» **Given request**:
Find the line that contains "Extract all readable text from this page." and print it and every line after it, exactly, please.

** Start Information provided **

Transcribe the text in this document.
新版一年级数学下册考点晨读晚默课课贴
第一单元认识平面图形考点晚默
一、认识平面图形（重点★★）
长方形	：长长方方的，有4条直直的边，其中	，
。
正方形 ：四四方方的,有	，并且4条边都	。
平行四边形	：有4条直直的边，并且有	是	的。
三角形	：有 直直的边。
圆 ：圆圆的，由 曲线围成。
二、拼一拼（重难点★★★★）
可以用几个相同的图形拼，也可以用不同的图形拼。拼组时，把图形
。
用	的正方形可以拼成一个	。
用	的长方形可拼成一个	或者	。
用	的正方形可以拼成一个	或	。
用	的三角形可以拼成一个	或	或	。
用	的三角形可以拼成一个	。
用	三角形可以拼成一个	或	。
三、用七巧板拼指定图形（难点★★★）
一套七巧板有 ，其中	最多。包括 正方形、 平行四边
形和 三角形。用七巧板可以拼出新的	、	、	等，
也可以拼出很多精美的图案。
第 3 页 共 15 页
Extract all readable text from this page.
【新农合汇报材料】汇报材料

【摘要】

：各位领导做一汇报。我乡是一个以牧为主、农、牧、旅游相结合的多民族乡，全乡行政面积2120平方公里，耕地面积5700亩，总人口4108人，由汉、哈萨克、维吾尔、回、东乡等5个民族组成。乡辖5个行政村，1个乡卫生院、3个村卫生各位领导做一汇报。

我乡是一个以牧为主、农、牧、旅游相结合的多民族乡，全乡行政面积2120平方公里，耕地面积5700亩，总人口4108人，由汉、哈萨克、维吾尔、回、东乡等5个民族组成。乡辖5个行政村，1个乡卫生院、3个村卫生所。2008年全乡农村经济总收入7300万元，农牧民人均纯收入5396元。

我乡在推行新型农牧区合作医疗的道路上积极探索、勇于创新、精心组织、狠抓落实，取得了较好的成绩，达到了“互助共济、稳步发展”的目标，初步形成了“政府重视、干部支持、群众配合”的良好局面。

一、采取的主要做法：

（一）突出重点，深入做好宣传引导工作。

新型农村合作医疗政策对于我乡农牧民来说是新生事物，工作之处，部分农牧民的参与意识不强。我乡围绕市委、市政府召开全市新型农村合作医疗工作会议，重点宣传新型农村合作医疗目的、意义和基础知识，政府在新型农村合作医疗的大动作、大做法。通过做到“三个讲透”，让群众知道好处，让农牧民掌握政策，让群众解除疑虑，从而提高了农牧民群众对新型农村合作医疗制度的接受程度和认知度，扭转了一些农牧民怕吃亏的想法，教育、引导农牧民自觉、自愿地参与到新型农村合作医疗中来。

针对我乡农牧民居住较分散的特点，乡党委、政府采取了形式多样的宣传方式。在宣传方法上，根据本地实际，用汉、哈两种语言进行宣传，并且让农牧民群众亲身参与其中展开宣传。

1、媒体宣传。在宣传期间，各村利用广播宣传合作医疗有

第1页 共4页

** End Information provided **

» **Exercise output**:
Extract all readable text from this page.
【新农合汇报材料】汇报材料

【摘要】

：各位领导做一汇报。我乡是一个以牧为主、农、牧、旅游相结合的多民族乡，全乡行政面积2120平方公里，耕地面积5700亩，总人口4108人，由汉、哈萨克、维吾尔、回、东乡等5个民族组成。乡辖5个行政村，1个乡卫生院、3个村卫生各位领导做一汇报。

我乡是一个以牧为主、农、牧、旅游相结合的多民族乡，全乡行政面积2120平方公里，耕地面积5700亩，总人口4108人，由汉、哈萨克、维吾尔、回、东乡等5个民族组成。乡辖5个行政村，1个乡卫生院、3个村卫生所。2008年全乡农村经济总收入7300万元，农牧民人均纯收入5396元。

我乡在推行新型农牧区合作医疗的道路上积极探索、勇于创新、精心组织、狠抓落实，取得了较好的成绩，达到了“互助共济、稳步发展”的目标，初步形成了“政府重视、干部支持、群众配合”的良好局面。

一、采取的主要做法：

（一）突出重点，深入做好宣传引导工作。

新型农村合作医疗政策对于我乡农牧民来说是新生事物，工作之处，部分农牧民的参与意识不强。我乡围绕市委、市政府召开全市新型农村合作医疗工作会议，重点宣传新型农村合作医疗目的、意义和基础知识，政府在新型农村合作医疗的大动作、大做法。通过做到“三个讲透”，让群众知道好处，让农牧民掌握政策，让群众解除疑虑，从而提高了农牧民群众对新型农村合作医疗制度的接受程度和认知度，扭转了一些农牧民怕吃亏的想法，教育、引导农牧民自觉、自愿地参与到新型农村合作医疗中来。

针对我乡农牧民居住较分散的特点，乡党委、政府采取了形式多样的宣传方式。在宣传方法上，根据本地实际，用汉、哈两种语言进行宣传，并且让农牧民群众亲身参与其中展开宣传。

1、媒体宣传。在宣传期间，各村利用广播宣传合作医疗有

第1页 共4页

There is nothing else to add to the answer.